REQUIREMENT |
Treat the line containing "Give me the" as the first line and the final line of the material below as the last; reproduce that range exactly.
—————
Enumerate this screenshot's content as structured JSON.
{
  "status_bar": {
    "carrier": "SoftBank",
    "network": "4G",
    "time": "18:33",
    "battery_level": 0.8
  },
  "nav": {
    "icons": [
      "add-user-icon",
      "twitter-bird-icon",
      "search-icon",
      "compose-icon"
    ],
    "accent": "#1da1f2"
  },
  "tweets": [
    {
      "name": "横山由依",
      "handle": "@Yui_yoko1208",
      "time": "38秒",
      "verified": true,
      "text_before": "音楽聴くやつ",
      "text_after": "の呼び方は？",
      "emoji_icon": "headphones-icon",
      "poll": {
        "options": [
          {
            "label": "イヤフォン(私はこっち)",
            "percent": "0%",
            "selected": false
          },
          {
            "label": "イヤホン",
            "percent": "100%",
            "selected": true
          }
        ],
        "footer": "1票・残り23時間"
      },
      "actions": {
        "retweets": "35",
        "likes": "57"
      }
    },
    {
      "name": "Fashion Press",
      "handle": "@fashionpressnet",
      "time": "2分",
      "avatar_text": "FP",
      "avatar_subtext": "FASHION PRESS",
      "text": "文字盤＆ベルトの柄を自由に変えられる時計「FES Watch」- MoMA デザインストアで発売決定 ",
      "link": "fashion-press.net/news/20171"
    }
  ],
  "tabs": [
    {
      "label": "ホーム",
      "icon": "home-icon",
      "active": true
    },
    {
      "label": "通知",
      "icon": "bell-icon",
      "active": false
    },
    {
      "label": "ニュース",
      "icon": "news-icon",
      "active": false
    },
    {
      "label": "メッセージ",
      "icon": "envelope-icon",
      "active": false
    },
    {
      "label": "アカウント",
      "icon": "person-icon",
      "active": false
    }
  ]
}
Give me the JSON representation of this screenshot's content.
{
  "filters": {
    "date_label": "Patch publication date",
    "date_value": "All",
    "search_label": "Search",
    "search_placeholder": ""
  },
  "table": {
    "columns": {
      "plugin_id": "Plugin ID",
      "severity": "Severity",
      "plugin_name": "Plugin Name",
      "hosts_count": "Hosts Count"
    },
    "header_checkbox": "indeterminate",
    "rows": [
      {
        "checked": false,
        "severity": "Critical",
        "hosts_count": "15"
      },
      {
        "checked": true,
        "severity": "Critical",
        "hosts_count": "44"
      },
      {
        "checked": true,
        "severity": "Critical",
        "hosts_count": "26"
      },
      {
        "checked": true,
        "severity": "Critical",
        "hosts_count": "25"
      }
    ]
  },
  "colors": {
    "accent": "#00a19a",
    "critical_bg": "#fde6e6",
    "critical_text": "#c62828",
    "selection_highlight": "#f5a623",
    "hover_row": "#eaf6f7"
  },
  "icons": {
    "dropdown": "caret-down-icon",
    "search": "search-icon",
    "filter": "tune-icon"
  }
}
—————
ANSWER TO THE TASK |
Give me the JSON representation of this screenshot's content.
{
  "filters": {
    "date_label": "Patch publication date",
    "date_value": "All",
    "search_label": "Search",
    "search_placeholder": ""
  },
  "table": {
    "columns": {
      "plugin_id": "Plugin ID",
      "severity": "Severity",
      "plugin_name": "Plugin Name",
      "hosts_count": "Hosts Count"
    },
    "header_checkbox": "indeterminate",
    "rows": [
      {
        "checked": false,
        "severity": "Critical",
        "hosts_count": "15"
      },
      {
        "checked": true,
        "severity": "Critical",
        "hosts_count": "44"
      },
      {
        "checked": true,
        "severity": "Critical",
        "hosts_count": "26"
      },
      {
        "checked": true,
        "severity": "Critical",
        "hosts_count": "25"
      }
    ]
  },
  "colors": {
    "accent": "#00a19a",
    "critical_bg": "#fde6e6",
    "critical_text": "#c62828",
    "selection_highlight": "#f5a623",
    "hover_row": "#eaf6f7"
  },
  "icons": {
    "dropdown": "caret-down-icon",
    "search": "search-icon",
    "filter": "tune-icon"
  }
}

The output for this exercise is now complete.